▶ Stored records:
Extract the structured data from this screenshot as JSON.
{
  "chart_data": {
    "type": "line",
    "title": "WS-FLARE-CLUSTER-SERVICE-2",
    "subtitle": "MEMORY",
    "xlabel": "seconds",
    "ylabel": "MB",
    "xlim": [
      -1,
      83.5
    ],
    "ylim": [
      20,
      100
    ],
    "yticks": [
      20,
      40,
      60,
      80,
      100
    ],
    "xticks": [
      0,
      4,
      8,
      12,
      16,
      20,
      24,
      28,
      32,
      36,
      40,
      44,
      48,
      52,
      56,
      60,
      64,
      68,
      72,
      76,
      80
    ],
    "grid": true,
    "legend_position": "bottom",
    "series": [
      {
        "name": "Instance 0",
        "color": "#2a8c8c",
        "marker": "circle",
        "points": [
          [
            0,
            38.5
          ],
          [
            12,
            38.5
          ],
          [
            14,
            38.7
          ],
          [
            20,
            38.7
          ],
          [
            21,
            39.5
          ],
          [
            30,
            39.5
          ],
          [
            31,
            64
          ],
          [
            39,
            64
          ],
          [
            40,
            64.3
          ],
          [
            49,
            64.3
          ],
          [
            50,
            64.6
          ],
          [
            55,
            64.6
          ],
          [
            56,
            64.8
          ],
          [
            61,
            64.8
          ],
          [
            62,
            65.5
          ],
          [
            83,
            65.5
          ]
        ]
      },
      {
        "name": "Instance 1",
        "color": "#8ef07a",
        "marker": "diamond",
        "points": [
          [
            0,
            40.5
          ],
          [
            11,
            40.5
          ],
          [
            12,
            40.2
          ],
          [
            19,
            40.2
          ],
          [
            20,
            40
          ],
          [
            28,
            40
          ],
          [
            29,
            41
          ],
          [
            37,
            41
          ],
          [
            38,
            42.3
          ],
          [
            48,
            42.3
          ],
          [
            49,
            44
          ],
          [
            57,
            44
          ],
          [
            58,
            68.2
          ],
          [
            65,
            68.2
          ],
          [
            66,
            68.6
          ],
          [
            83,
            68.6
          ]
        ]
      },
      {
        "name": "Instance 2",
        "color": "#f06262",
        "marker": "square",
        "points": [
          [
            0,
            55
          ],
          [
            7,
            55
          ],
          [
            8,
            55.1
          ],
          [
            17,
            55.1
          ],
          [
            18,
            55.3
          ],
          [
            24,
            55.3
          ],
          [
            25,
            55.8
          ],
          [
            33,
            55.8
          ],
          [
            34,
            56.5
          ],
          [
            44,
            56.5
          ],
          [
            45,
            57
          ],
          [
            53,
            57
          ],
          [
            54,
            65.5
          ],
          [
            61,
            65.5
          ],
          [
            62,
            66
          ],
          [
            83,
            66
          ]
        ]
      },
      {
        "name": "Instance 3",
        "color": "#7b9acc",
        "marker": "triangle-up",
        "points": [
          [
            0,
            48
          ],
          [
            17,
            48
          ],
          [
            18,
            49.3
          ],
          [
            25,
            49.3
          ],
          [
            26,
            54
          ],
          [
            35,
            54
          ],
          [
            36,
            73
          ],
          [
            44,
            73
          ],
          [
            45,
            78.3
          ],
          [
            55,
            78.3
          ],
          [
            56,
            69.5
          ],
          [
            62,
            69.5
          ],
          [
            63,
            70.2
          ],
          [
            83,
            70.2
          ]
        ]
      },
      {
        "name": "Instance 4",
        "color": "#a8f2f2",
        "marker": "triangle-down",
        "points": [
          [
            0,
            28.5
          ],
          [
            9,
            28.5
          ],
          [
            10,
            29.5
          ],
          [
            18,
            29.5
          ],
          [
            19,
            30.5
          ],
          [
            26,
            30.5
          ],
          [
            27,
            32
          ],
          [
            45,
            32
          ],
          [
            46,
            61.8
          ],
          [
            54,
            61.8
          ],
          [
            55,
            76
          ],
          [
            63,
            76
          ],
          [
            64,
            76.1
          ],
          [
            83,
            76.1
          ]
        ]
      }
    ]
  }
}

▶ Exercise brief: Extract each entry in full and write it down exactly.

▶ Reply:
Extract the structured data from this screenshot as JSON.
{
  "chart_data": {
    "type": "line",
    "title": "WS-FLARE-CLUSTER-SERVICE-2",
    "subtitle": "MEMORY",
    "xlabel": "seconds",
    "ylabel": "MB",
    "xlim": [
      -1,
      83.5
    ],
    "ylim": [
      20,
      100
    ],
    "yticks": [
      20,
      40,
      60,
      80,
      100
    ],
    "xticks": [
      0,
      4,
      8,
      12,
      16,
      20,
      24,
      28,
      32,
      36,
      40,
      44,
      48,
      52,
      56,
      60,
      64,
      68,
      72,
      76,
      80
    ],
    "grid": true,
    "legend_position": "bottom",
    "series": [
      {
        "name": "Instance 0",
        "color": "#2a8c8c",
        "marker": "circle",
        "points": [
          [
            0,
            38.5
          ],
          [
            12,
            38.5
          ],
          [
            14,
            38.7
          ],
          [
            20,
            38.7
          ],
          [
            21,
            39.5
          ],
          [
            30,
            39.5
          ],
          [
            31,
            64
          ],
          [
            39,
            64
          ],
          [
            40,
            64.3
          ],
          [
            49,
            64.3
          ],
          [
            50,
            64.6
          ],
          [
            55,
            64.6
          ],
          [
            56,
            64.8
          ],
          [
            61,
            64.8
          ],
          [
            62,
            65.5
          ],
          [
            83,
            65.5
          ]
        ]
      },
      {
        "name": "Instance 1",
        "color": "#8ef07a",
        "marker": "diamond",
        "points": [
          [
            0,
            40.5
          ],
          [
            11,
            40.5
          ],
          [
            12,
            40.2
          ],
          [
            19,
            40.2
          ],
          [
            20,
            40
          ],
          [
            28,
            40
          ],
          [
            29,
            41
          ],
          [
            37,
            41
          ],
          [
            38,
            42.3
          ],
          [
            48,
            42.3
          ],
          [
            49,
            44
          ],
          [
            57,
            44
          ],
          [
            58,
            68.2
          ],
          [
            65,
            68.2
          ],
          [
            66,
            68.6
          ],
          [
            83,
            68.6
          ]
        ]
      },
      {
        "name": "Instance 2",
        "color": "#f06262",
        "marker": "square",
        "points": [
          [
            0,
            55
          ],
          [
            7,
            55
          ],
          [
            8,
            55.1
          ],
          [
            17,
            55.1
          ],
          [
            18,
            55.3
          ],
          [
            24,
            55.3
          ],
          [
            25,
            55.8
          ],
          [
            33,
            55.8
          ],
          [
            34,
            56.5
          ],
          [
            44,
            56.5
          ],
          [
            45,
            57
          ],
          [
            53,
            57
          ],
          [
            54,
            65.5
          ],
          [
            61,
            65.5
          ],
          [
            62,
            66
          ],
          [
            83,
            66
          ]
        ]
      },
      {
        "name": "Instance 3",
        "color": "#7b9acc",
        "marker": "triangle-up",
        "points": [
          [
            0,
            48
          ],
          [
            17,
            48
          ],
          [
            18,
            49.3
          ],
          [
            25,
            49.3
          ],
          [
            26,
            54
          ],
          [
            35,
            54
          ],
          [
            36,
            73
          ],
          [
            44,
            73
          ],
          [
            45,
            78.3
          ],
          [
            55,
            78.3
          ],
          [
            56,
            69.5
          ],
          [
            62,
            69.5
          ],
          [
            63,
            70.2
          ],
          [
            83,
            70.2
          ]
        ]
      },
      {
        "name": "Instance 4",
        "color": "#a8f2f2",
        "marker": "triangle-down",
        "points": [
          [
            0,
            28.5
          ],
          [
            9,
            28.5
          ],
          [
            10,
            29.5
          ],
          [
            18,
            29.5
          ],
          [
            19,
            30.5
          ],
          [
            26,
            30.5
          ],
          [
            27,
            32
          ],
          [
            45,
            32
          ],
          [
            46,
            61.8
          ],
          [
            54,
            61.8
          ],
          [
            55,
            76
          ],
          [
            63,
            76
          ],
          [
            64,
            76.1
          ],
          [
            83,
            76.1
          ]
        ]
      }
    ]
  }
}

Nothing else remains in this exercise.